Bloque de texto »
━━━━━━━━━━━━━━━━
Ahora a acostarme, es madrugada de domingo y hoy mismo tengo que dar clase sobre historia de Colombia en la universidad. Llevo todo el día estudiando el siglo XIX y pensando "pobres mis estudiantes, encima de que me tienen que aguantar como profesor también tiene que ir a escuchar la desastrosa historia de Locombia y, como si fuera poco, un domingo en la tarde...".

Saludos al Perú y que siga la buena cosecha.

PD: ah, de Locombia también salió, en la décima edición de Carboncito, Paola Gaviria, una nena que hace unos dibujos y unos cómics bien buenos (ya ves, a propósito de la entrada inmediatamente anterior, hay algunas cosas buenas en flickr).

5 de agosto de 2007

Aquí no y allá sí

Ya sabes que no me gusta mucho flicker. Ya he manifestado, en repetidas ocasiones, mi animadversión por ese espacio en donde todo el mundo se felicita y se elogia mutuamente (y ni siquiera con bonitas frases o palabras que realmente parezcan salir del corazón. No lo sé, así lo veo yo). Sin embargo, entre la paja siempre se podrá encontrar algo de trigo y aunque no me gusta como la gente ha convertido ese espacio que podría ser más útil en un basural de nada (en su gran mayoría, ya te cuento que veo algunas cosas buenas ahí), de vez en cuando me paseo por ahí para ver que hay de bueno (sí, ya lo sé, no me gusta pero a veces visito algunas galerías. Ah, quién entiende al ser humano…). Entre esas cosas buenas que tienen algunos en flicker existen galerías como la de Fantagraphics Books, una bonita y juiciosa editorial de libros de cómics norteamericana.
━━━━━━━━━━━━━━━━
Datos proporcionados »
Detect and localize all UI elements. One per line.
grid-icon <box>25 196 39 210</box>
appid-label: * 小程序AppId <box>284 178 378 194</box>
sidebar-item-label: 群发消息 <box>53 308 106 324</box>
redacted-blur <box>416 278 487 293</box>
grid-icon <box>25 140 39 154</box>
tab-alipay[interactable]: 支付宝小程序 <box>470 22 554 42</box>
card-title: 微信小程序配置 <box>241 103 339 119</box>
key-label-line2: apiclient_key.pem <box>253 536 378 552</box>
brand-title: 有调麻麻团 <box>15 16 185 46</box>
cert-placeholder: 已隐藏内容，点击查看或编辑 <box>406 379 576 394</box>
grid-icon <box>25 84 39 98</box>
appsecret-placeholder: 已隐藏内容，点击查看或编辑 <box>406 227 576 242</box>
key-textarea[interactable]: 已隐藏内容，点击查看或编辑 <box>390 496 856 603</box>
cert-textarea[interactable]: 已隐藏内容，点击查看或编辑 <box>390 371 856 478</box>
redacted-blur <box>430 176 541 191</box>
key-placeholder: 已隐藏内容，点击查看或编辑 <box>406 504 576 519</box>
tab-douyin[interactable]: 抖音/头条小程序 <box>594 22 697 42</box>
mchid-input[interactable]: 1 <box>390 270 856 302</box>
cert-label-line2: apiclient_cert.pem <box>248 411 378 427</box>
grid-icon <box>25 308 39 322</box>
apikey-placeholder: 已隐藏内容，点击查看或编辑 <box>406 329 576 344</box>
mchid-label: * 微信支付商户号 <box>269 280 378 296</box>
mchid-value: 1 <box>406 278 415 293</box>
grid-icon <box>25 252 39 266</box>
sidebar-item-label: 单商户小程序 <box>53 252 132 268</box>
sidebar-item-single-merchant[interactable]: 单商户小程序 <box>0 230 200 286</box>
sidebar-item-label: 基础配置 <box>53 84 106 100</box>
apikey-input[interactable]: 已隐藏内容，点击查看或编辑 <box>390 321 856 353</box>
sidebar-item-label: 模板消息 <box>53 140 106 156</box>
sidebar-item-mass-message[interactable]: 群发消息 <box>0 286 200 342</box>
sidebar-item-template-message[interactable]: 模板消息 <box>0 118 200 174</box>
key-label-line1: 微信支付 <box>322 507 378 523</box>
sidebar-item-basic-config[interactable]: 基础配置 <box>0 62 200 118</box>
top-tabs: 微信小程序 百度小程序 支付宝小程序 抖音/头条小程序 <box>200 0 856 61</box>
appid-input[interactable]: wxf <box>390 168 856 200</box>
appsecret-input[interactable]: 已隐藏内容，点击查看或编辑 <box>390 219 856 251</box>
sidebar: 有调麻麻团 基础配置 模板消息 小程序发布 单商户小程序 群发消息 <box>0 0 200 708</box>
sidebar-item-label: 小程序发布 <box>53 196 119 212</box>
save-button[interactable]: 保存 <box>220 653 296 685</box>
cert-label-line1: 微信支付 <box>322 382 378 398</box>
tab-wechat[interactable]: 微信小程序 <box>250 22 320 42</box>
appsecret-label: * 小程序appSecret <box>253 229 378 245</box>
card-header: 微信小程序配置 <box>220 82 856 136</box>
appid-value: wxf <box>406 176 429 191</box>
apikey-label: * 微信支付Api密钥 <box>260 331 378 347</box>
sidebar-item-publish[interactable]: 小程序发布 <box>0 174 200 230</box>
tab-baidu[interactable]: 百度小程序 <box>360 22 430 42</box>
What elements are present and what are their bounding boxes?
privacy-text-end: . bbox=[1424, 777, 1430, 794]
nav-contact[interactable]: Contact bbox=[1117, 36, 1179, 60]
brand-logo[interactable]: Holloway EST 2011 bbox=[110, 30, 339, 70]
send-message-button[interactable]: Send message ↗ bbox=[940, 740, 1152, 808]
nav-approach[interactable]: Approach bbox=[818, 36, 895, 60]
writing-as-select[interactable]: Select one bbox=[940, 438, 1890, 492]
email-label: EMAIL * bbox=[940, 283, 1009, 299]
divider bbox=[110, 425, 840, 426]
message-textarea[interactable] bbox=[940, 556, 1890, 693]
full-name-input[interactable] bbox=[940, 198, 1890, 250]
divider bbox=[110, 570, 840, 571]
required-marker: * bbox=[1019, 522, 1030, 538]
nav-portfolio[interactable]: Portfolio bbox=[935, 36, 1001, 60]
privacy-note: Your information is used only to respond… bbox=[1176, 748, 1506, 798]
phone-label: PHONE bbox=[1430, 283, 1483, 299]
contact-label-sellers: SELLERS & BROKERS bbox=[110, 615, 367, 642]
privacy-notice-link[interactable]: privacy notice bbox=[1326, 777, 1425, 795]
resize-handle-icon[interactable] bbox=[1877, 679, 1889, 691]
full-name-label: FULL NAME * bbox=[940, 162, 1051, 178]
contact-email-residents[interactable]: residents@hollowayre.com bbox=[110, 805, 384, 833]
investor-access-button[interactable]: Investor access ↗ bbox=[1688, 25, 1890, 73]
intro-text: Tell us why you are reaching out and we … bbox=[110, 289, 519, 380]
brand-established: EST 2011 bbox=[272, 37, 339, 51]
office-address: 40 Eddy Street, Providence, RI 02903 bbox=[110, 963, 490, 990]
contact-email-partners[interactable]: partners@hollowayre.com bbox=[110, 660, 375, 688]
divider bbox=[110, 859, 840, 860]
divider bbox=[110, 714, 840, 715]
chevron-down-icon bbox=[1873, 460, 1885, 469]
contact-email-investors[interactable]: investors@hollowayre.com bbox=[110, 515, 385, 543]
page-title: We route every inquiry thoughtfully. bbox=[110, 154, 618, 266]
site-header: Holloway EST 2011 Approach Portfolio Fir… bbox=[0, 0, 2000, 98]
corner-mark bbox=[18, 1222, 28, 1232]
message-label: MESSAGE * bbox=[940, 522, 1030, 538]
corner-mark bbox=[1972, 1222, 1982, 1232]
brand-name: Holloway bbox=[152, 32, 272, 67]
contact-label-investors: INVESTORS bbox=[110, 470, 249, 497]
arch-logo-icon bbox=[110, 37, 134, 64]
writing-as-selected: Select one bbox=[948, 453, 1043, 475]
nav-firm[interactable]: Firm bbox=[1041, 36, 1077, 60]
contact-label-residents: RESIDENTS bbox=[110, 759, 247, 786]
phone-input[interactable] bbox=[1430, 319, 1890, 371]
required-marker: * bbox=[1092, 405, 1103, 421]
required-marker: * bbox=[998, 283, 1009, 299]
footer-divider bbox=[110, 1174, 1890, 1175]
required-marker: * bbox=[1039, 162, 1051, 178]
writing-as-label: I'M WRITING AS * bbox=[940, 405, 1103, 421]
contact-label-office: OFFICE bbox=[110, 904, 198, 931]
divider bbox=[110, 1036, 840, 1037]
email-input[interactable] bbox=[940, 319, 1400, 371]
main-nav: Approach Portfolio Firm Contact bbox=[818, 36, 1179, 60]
━━━━━━━━━━━━━━━━
Tus instrucciones » Sigue escribiendo el texto sobre flickr y Fantagraphics Books a partir de su última oración.

Problema resuelto »
Paseándome hoy por la galería flicker de Fantagraphics Books me encontré con unas fotos de la Convención de Cómics de San Diego, que es quizás el más grande evento de cómics en los Estados Unidos, y en el flicker de Fantagraphics Books me topé con fotos como estas:

Ah, qué envidia. Allá sí y aquí no. Cómo me gustaría estar allá para comprar todos esos libritos, para ver de lejos a Art Spigelman y pedirle autógrafos a los hermanos Hernández… Ah, qué maravilla ir a un sitio donde los cómics son mirados con respeto y aprecio (en especial estos de Fantagraphics Books, de autores independientes norteamericanos). Dime lo que quieras pero se me pone la piel de gallina con ver estas fotos de la Convención, con ver los libritos en ese inmenso estante, tan bien editados y esperando que alguien pase sus portadas para leer y disfrutar de un mundo de historietas variopintas, en contenidos y estéticas (ya quisiera hojearlos y comprarlos…). Con galerías en flicker como la de Fantagraphics Books vale un huevo toda la verborrea que se desperdicia con la gran mayoría de oligofrénicos que se felicitan a si mismos porque toman una fotico o hacen un dibujito una vez por mes (ya te digo, llámame como quieras pero no soy muy amigo de los elogios al peo). Vaya, y qué sorpresa, en el flicker de Fantagraphics Books apenas si alguien hace un comentario. ¿Habrá algo que comentar ahí? Casi nada, pienso yo, lo dejan a uno sin palabras de lo buenos que son.

Tu amigo de siempre, Truchafrita.

PD1: tienes razón, yo también hablo mucha mierda aquí.

PD2: ya que estamos en esto de los cómics pasate por el blog de Andrezzinho para que veas estas historietas tan buenas.